#### GIVEN DATA

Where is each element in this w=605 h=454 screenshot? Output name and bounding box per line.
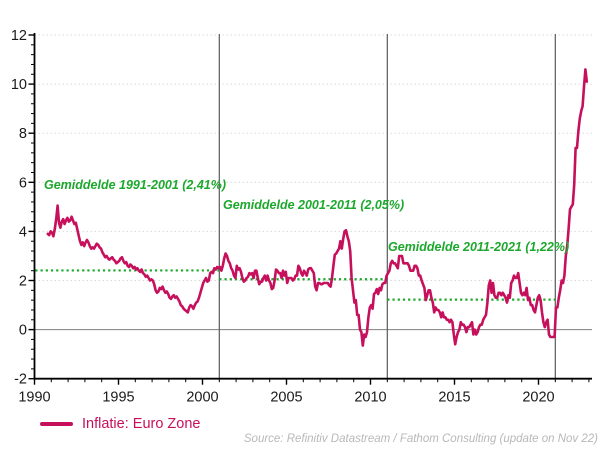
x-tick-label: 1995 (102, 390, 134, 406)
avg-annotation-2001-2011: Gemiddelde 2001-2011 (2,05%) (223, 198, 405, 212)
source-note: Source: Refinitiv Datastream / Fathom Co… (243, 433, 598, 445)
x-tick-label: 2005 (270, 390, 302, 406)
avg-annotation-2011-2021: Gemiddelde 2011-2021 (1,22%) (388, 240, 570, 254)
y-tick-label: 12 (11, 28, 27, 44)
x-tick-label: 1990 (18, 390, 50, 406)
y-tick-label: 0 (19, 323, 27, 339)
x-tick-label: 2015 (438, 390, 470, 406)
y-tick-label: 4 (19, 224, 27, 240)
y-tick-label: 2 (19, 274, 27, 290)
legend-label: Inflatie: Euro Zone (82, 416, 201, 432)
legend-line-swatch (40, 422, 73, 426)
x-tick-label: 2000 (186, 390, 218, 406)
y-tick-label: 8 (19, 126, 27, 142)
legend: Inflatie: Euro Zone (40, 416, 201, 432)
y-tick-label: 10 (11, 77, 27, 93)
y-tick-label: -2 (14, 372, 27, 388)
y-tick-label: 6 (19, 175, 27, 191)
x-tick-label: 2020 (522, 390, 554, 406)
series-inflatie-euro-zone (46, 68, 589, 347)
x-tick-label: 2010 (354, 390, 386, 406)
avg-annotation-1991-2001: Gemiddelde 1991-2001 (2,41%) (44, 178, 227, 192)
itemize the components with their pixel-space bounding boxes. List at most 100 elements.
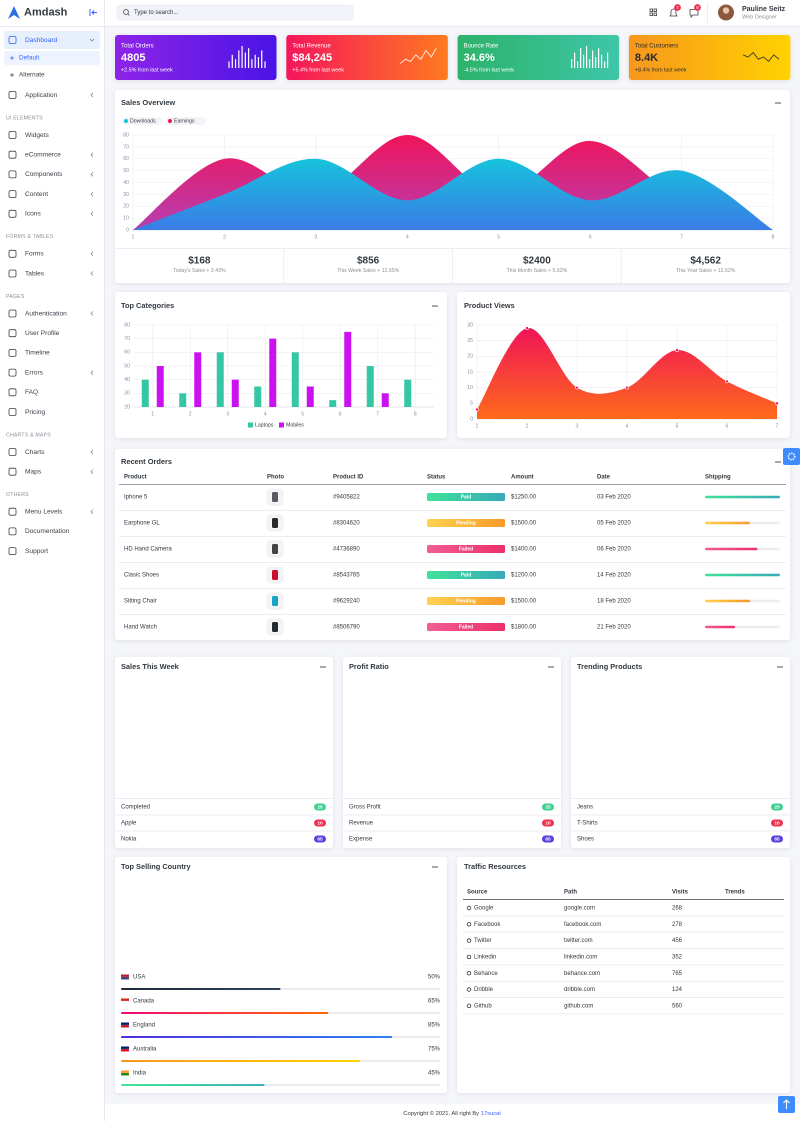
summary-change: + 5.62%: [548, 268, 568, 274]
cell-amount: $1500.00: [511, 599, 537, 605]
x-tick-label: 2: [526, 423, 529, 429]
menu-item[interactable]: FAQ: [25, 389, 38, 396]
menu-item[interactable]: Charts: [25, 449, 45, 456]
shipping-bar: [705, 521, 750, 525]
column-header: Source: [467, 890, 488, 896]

########

▶ _DO THIS_
Give every line above as a JSON list of strings, one string per line, leaving out blank lines and the picture placeholders.

▶ _TASK OUTPUT_
[
  "Where is each element in this w=605 h=454 screenshot? Output name and bounding box per line.",
  "x-tick-label: 1995 (102, 390, 134, 406)",
  "avg-annotation-2001-2011: Gemiddelde 2001-2011 (2,05%) (223, 198, 405, 212)",
  "source-note: Source: Refinitiv Datastream / Fathom Co… (243, 433, 598, 445)",
  "x-tick-label: 2005 (270, 390, 302, 406)",
  "avg-annotation-2011-2021: Gemiddelde 2011-2021 (1,22%) (388, 240, 570, 254)",
  "y-tick-label: 12 (11, 28, 27, 44)",
  "x-tick-label: 1990 (18, 390, 50, 406)",
  "y-tick-label: 0 (19, 323, 27, 339)",
  "x-tick-label: 2015 (438, 390, 470, 406)",
  "y-tick-label: 4 (19, 224, 27, 240)",
  "y-tick-label: 2 (19, 274, 27, 290)",
  "legend-label: Inflatie: Euro Zone (82, 416, 201, 432)",
  "legend-line-swatch (40, 422, 73, 426)",
  "x-tick-label: 2000 (186, 390, 218, 406)",
  "y-tick-label: 8 (19, 126, 27, 142)",
  "legend: Inflatie: Euro Zone (40, 416, 201, 432)",
  "y-tick-label: 10 (11, 77, 27, 93)",
  "y-tick-label: -2 (14, 372, 27, 388)",
  "y-tick-label: 6 (19, 175, 27, 191)",
  "x-tick-label: 2020 (522, 390, 554, 406)",
  "series-inflatie-euro-zone (46, 68, 589, 347)",
  "x-tick-label: 2010 (354, 390, 386, 406)",
  "avg-annotation-1991-2001: Gemiddelde 1991-2001 (2,41%) (44, 178, 227, 192)",
  "itemize the components with their pixel-space bounding boxes. List at most 100 elements.",
  "summary-change: + 5.62%: [548, 268, 568, 274]",
  "cell-amount: $1500.00: [511, 599, 537, 605]",
  "x-tick-label: 2: [526, 423, 529, 429]",
  "menu-item[interactable]: FAQ: [25, 389, 38, 396]",
  "menu-item[interactable]: Charts: [25, 449, 45, 456]",
  "shipping-bar: [705, 521, 750, 525]",
  "column-header: Source: [467, 890, 488, 896]"
]